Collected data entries
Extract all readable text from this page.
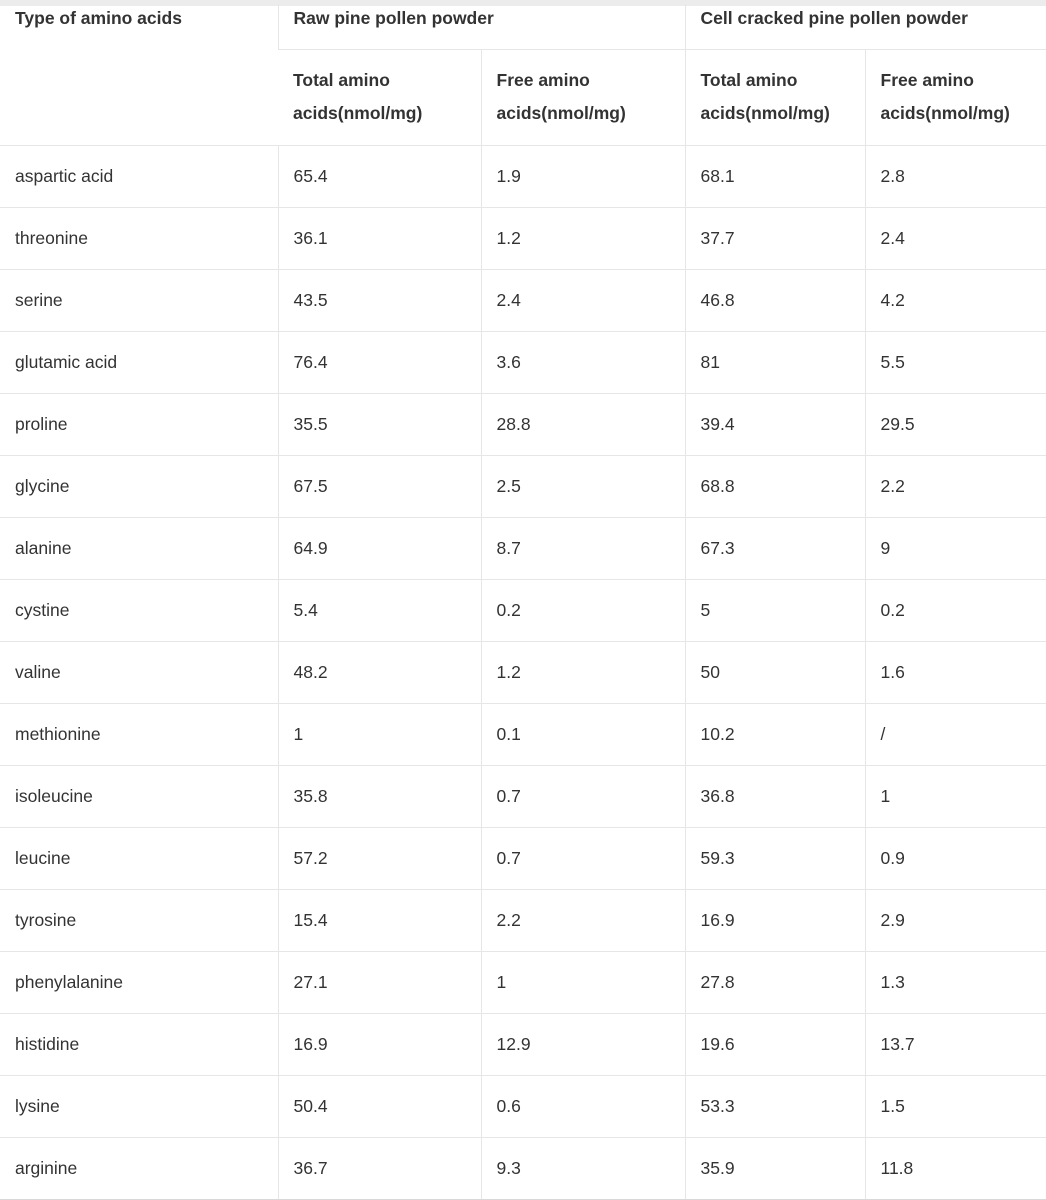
Type of amino acids	Raw pine pollen powder		Cell cracked pine pollen powder	
	Total amino acids(nmol/mg)	Free amino acids(nmol/mg)	Total amino acids(nmol/mg)	Free amino acids(nmol/mg)
aspartic acid	65.4	1.9	68.1	2.8
threonine	36.1	1.2	37.7	2.4
serine	43.5	2.4	46.8	4.2
glutamic acid	76.4	3.6	81	5.5
proline	35.5	28.8	39.4	29.5
glycine	67.5	2.5	68.8	2.2
alanine	64.9	8.7	67.3	9
cystine	5.4	0.2	5	0.2
valine	48.2	1.2	50	1.6
methionine	1	0.1	10.2	/
isoleucine	35.8	0.7	36.8	1
leucine	57.2	0.7	59.3	0.9
tyrosine	15.4	2.2	16.9	2.9
phenylalanine	27.1	1	27.8	1.3
histidine	16.9	12.9	19.6	13.7
lysine	50.4	0.6	53.3	1.5
arginine	36.7	9.3	35.9	11.8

- What you need to do
Your task is to copy the entries in full and exactly, without any images.

- The output
Extract all readable text from this page.
Type of amino acids	Raw pine pollen powder		Cell cracked pine pollen powder	
	Total amino acids(nmol/mg)	Free amino acids(nmol/mg)	Total amino acids(nmol/mg)	Free amino acids(nmol/mg)
aspartic acid	65.4	1.9	68.1	2.8
threonine	36.1	1.2	37.7	2.4
serine	43.5	2.4	46.8	4.2
glutamic acid	76.4	3.6	81	5.5
proline	35.5	28.8	39.4	29.5
glycine	67.5	2.5	68.8	2.2
alanine	64.9	8.7	67.3	9
cystine	5.4	0.2	5	0.2
valine	48.2	1.2	50	1.6
methionine	1	0.1	10.2	/
isoleucine	35.8	0.7	36.8	1
leucine	57.2	0.7	59.3	0.9
tyrosine	15.4	2.2	16.9	2.9
phenylalanine	27.1	1	27.8	1.3
histidine	16.9	12.9	19.6	13.7
lysine	50.4	0.6	53.3	1.5
arginine	36.7	9.3	35.9	11.8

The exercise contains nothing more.